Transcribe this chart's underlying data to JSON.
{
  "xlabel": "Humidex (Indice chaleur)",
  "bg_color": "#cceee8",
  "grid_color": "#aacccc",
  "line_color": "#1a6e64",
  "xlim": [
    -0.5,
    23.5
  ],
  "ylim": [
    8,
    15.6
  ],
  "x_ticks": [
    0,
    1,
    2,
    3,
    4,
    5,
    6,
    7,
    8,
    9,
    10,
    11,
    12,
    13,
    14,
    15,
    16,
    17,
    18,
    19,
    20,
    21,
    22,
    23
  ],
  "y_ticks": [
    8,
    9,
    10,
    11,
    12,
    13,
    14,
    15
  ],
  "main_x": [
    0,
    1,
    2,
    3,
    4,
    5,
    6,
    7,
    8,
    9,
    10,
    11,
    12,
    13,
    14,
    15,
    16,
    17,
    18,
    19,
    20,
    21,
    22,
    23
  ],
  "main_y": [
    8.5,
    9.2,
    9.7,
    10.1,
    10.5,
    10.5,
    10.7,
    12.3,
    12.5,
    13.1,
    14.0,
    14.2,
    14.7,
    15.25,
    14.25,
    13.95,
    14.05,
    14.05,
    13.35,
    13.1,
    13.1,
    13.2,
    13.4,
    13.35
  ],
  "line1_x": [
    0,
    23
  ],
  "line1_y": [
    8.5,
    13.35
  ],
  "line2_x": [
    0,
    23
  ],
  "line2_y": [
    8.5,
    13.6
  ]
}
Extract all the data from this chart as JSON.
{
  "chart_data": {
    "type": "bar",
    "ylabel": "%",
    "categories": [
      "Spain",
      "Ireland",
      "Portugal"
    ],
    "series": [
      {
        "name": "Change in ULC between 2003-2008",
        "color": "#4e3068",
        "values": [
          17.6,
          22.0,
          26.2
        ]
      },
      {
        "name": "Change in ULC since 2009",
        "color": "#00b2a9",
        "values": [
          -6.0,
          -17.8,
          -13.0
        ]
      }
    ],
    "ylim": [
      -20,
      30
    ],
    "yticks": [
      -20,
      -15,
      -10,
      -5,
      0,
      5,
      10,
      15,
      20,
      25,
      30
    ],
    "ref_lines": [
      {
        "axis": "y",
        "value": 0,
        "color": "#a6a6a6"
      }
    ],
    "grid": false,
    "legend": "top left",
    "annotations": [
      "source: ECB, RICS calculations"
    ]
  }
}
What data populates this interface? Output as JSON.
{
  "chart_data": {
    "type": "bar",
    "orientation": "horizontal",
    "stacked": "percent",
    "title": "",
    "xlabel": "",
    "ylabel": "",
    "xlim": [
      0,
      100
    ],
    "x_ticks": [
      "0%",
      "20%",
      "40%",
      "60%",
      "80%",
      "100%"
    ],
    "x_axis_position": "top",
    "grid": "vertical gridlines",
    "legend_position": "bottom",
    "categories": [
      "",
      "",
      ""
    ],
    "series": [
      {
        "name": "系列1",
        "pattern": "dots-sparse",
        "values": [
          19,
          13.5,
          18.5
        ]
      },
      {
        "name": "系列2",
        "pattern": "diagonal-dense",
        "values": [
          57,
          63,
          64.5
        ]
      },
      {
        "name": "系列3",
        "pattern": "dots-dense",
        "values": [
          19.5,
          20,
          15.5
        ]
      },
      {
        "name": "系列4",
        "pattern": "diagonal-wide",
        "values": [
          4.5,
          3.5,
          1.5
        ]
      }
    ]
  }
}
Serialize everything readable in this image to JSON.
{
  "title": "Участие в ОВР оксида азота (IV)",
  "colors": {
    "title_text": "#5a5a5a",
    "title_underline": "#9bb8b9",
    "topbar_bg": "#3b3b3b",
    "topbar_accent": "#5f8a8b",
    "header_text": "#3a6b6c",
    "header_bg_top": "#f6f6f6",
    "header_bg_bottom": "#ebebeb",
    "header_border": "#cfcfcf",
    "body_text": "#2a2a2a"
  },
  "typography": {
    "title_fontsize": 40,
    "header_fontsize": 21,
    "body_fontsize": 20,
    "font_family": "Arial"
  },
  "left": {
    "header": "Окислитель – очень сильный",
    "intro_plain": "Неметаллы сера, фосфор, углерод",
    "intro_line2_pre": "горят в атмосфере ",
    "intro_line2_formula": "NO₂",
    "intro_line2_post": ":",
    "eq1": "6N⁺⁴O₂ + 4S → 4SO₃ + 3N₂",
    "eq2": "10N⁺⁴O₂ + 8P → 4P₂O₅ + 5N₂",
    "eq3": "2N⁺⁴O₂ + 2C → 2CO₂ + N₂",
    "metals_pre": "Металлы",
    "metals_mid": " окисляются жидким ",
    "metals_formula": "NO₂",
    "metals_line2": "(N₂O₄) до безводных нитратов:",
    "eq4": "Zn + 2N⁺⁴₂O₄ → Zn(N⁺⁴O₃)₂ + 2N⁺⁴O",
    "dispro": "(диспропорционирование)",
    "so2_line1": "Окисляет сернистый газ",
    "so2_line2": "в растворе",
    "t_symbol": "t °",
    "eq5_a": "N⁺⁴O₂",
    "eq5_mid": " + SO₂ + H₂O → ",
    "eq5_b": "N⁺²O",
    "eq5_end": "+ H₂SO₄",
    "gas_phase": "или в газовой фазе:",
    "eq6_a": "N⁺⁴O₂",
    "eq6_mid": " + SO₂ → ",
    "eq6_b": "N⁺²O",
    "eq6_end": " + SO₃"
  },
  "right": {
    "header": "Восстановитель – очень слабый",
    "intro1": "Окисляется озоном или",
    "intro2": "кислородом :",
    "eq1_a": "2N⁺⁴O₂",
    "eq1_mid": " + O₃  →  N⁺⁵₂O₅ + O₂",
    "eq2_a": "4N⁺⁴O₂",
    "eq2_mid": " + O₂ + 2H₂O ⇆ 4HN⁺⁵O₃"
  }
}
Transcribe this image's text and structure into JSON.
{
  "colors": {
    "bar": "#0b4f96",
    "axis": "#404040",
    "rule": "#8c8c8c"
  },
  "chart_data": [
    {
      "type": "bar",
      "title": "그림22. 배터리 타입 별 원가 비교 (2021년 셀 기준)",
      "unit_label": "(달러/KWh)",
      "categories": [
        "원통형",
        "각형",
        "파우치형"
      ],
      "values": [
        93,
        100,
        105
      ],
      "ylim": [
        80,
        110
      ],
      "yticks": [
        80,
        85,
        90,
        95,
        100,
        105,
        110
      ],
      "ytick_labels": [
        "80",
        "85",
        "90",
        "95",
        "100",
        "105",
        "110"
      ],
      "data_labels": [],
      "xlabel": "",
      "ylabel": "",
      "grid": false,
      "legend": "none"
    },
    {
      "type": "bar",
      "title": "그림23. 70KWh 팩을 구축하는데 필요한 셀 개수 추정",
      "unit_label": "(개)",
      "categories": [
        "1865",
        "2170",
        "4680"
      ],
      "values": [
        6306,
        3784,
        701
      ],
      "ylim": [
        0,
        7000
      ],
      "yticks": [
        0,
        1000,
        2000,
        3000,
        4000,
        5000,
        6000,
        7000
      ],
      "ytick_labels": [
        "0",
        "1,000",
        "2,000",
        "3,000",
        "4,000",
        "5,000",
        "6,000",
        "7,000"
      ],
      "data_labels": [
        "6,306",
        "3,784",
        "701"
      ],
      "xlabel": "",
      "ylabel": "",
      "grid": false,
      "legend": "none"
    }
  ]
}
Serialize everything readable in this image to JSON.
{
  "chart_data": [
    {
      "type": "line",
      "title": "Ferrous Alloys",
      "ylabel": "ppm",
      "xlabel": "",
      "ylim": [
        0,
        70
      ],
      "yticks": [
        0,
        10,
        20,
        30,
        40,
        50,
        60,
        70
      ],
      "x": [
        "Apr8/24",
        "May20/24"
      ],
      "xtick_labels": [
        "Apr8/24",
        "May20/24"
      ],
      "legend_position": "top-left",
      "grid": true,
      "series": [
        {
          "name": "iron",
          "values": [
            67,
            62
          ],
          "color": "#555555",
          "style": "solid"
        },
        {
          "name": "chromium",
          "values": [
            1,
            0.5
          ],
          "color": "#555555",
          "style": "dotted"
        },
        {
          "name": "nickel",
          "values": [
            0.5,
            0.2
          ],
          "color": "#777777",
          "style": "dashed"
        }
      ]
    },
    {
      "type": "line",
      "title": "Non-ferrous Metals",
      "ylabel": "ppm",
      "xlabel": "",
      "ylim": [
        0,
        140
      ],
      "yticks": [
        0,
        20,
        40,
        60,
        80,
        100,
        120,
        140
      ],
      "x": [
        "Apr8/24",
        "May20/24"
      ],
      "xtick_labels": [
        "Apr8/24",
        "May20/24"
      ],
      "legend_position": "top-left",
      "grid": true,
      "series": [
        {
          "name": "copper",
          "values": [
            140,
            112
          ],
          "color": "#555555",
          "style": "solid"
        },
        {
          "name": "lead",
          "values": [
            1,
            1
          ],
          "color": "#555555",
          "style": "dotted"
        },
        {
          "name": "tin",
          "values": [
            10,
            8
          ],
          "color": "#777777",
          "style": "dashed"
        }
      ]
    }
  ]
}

◆ **Required work**: Work out how many lines of the data above contain the string "this" and give the number alone.

◆ **Exercise answer**: 6